## Short task
Would you pull out every line of the material that contains the string "JSON"?

## Data to use

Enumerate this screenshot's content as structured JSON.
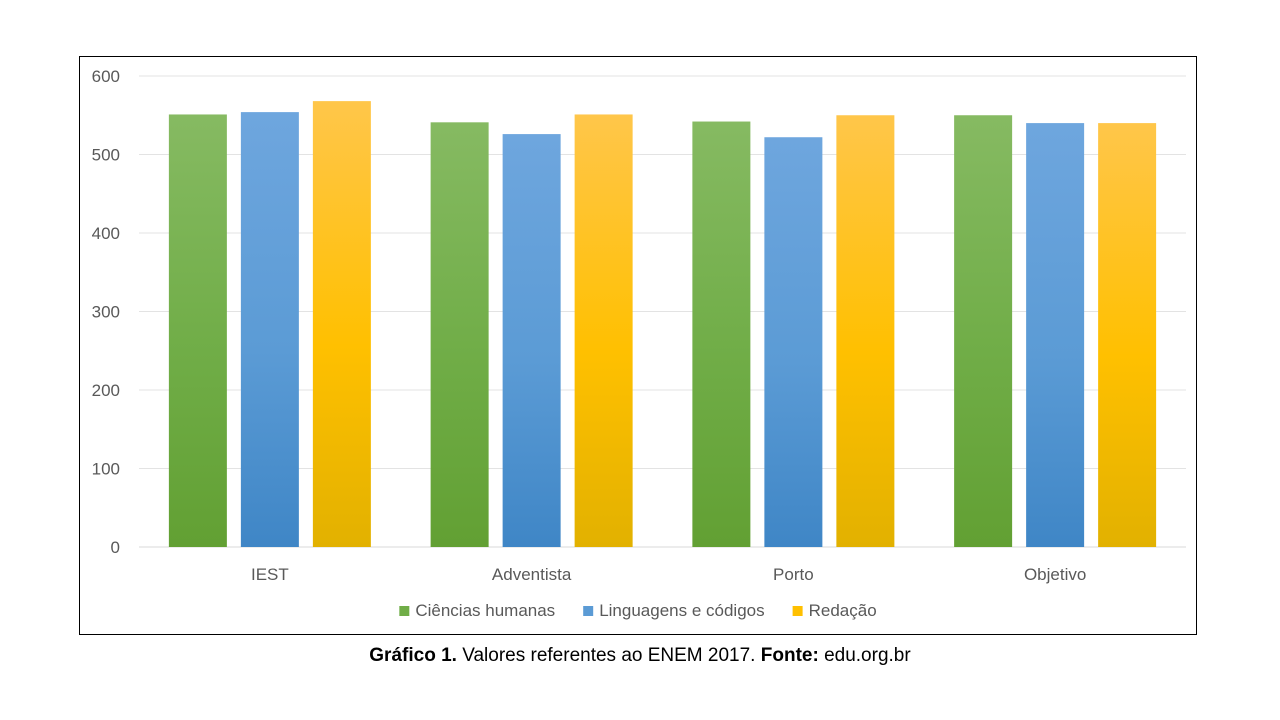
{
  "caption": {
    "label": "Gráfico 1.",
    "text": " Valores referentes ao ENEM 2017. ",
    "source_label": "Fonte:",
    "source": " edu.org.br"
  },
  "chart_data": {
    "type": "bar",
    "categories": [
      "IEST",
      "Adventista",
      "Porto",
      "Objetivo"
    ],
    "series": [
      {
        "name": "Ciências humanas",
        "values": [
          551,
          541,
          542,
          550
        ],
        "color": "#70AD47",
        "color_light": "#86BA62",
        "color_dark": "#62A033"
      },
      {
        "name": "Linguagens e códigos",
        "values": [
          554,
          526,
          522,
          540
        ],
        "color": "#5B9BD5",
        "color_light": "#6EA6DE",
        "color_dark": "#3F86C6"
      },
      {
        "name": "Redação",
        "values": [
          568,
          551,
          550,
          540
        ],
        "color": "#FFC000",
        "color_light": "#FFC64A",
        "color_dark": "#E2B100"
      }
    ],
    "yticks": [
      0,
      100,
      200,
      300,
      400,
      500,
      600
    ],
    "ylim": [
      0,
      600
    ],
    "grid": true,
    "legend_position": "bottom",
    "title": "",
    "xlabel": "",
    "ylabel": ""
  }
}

--

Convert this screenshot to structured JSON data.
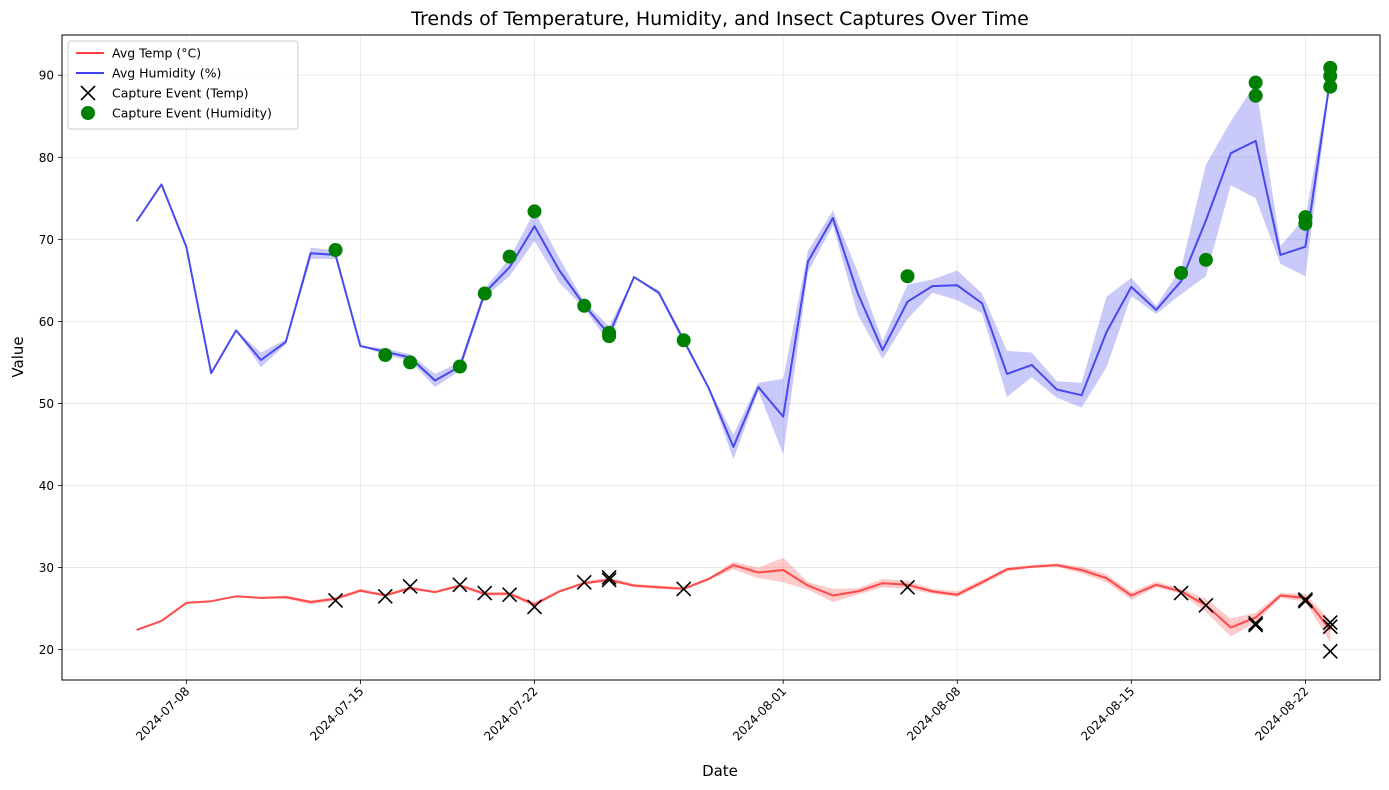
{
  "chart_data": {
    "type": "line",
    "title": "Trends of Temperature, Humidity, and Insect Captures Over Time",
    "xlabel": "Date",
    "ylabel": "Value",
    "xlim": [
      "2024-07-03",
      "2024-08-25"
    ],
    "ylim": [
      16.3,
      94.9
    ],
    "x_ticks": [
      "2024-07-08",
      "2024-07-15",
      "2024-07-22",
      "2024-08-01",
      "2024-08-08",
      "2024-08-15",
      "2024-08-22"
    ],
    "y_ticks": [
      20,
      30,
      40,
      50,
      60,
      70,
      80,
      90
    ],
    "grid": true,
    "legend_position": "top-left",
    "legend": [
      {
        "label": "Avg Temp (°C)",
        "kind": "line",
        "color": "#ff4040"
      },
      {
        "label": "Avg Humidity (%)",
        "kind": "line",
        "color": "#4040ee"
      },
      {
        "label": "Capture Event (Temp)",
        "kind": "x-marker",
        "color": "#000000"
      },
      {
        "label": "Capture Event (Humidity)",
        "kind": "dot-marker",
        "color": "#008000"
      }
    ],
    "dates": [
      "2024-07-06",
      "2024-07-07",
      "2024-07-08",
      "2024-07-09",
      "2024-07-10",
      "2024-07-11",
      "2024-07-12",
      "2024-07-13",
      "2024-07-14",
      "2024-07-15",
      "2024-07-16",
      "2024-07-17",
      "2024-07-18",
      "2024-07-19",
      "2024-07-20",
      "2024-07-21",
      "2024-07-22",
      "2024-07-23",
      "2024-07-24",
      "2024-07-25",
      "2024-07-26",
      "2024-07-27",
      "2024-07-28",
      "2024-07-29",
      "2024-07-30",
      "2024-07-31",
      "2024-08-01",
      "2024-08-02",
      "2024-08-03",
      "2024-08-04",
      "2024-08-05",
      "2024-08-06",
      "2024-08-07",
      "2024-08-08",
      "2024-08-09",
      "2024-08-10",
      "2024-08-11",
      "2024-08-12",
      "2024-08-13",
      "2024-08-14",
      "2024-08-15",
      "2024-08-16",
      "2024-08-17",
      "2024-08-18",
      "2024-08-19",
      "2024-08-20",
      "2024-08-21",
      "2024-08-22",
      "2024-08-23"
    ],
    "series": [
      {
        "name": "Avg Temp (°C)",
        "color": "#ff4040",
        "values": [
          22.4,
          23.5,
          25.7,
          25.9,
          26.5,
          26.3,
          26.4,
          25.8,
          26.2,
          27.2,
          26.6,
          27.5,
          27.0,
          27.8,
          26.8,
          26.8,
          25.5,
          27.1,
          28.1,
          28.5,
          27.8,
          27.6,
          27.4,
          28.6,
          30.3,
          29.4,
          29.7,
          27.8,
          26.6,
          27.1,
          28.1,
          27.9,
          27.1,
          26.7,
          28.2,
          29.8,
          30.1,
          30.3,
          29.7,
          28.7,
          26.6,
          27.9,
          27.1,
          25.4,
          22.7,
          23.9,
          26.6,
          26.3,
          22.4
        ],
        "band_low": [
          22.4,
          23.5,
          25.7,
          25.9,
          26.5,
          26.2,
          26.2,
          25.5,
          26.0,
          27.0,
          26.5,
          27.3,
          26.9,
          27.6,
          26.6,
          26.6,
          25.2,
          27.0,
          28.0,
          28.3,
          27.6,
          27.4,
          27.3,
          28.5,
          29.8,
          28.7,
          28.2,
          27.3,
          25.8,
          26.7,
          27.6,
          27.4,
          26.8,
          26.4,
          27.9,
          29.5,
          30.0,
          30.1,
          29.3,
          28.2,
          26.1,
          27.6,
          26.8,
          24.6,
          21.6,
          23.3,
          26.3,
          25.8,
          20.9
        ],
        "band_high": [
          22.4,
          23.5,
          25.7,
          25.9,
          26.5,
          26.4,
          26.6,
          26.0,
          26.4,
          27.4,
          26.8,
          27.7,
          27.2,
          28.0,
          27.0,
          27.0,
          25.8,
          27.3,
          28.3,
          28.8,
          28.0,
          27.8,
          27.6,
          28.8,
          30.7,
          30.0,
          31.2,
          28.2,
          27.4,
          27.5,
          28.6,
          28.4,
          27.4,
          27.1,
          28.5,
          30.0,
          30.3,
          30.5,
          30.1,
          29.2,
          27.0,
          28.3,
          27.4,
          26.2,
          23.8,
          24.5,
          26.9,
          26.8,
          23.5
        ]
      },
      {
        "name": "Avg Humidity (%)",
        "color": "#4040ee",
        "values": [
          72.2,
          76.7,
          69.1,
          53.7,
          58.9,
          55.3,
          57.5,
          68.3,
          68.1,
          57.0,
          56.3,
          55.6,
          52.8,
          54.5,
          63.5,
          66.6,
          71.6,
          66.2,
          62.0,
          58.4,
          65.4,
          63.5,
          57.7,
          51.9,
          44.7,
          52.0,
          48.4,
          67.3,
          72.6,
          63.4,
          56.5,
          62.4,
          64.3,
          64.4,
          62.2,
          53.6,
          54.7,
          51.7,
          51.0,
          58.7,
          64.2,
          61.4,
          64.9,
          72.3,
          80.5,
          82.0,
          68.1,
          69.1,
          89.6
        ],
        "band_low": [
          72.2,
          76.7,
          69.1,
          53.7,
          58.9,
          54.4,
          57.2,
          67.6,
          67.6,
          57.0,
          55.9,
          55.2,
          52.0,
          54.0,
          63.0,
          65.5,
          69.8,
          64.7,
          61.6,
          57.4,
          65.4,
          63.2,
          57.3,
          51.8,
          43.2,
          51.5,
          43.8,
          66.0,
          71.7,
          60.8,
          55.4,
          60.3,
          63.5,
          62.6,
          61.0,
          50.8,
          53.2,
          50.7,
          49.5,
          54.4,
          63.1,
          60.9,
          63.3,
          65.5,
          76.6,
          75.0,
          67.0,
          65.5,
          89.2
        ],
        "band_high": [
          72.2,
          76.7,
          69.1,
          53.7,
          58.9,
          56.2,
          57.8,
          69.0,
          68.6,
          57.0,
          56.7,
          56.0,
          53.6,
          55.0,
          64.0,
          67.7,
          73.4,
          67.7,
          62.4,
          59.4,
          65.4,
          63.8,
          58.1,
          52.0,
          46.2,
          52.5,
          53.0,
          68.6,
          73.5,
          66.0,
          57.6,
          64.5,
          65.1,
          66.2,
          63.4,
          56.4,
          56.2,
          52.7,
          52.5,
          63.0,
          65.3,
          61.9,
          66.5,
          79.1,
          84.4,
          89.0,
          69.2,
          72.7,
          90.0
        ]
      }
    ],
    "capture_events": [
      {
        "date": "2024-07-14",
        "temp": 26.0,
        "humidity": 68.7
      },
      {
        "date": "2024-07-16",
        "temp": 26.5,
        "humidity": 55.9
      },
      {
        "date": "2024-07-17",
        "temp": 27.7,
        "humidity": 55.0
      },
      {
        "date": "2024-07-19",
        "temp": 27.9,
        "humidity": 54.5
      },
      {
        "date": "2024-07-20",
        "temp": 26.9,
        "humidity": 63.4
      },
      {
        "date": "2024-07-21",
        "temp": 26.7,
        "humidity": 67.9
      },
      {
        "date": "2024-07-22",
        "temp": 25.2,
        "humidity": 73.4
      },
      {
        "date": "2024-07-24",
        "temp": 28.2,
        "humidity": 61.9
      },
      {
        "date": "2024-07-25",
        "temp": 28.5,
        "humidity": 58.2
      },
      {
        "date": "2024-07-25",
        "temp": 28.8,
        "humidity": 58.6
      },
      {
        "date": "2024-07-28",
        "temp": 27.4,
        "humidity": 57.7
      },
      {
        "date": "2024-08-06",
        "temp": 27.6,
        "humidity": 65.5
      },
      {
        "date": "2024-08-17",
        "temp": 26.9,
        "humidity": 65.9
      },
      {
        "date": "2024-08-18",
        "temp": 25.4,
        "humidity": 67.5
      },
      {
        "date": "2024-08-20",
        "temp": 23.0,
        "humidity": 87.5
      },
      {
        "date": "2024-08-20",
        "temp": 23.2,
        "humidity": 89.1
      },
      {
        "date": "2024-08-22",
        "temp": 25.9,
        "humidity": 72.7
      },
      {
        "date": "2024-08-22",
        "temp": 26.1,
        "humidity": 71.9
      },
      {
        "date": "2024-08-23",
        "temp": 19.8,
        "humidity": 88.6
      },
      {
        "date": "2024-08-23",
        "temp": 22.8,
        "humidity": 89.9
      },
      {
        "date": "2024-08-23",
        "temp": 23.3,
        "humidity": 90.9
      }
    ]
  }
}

...

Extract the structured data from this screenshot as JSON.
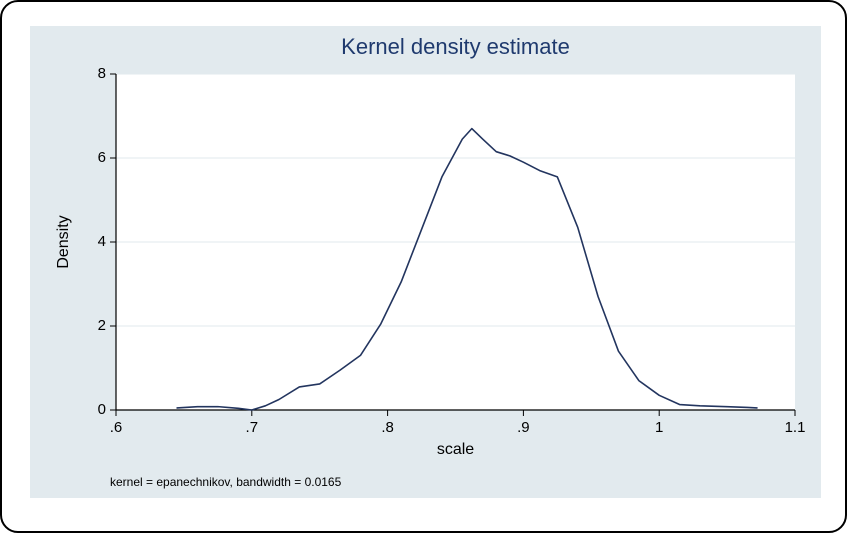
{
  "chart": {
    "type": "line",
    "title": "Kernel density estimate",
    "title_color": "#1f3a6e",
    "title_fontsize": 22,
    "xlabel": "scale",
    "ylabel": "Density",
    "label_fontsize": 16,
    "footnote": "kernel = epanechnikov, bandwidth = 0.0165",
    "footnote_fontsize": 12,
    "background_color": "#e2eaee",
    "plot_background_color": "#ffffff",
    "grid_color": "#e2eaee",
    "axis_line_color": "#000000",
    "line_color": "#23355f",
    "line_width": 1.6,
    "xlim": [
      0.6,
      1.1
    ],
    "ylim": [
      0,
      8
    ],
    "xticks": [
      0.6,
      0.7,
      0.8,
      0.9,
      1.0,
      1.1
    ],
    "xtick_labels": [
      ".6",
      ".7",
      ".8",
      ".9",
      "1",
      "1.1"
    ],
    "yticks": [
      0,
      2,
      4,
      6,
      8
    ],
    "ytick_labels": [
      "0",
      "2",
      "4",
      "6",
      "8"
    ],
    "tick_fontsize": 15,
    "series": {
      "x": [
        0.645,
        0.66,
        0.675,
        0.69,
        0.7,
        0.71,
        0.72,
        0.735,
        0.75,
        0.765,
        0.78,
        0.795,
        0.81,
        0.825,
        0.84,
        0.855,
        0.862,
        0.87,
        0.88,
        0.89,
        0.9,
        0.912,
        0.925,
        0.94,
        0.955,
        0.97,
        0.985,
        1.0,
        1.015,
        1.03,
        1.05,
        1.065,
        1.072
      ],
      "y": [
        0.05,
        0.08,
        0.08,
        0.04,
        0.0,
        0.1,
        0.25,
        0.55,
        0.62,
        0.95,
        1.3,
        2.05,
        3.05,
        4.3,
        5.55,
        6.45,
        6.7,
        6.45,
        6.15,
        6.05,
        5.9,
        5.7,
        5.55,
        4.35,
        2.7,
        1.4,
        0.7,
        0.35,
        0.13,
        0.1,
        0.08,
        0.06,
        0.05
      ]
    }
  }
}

## Completed exercise
Enumerate this screenshot's content as structured JSON.
Convert this screenshot to structured JSON data.
Extract the structured data from this screenshot as JSON.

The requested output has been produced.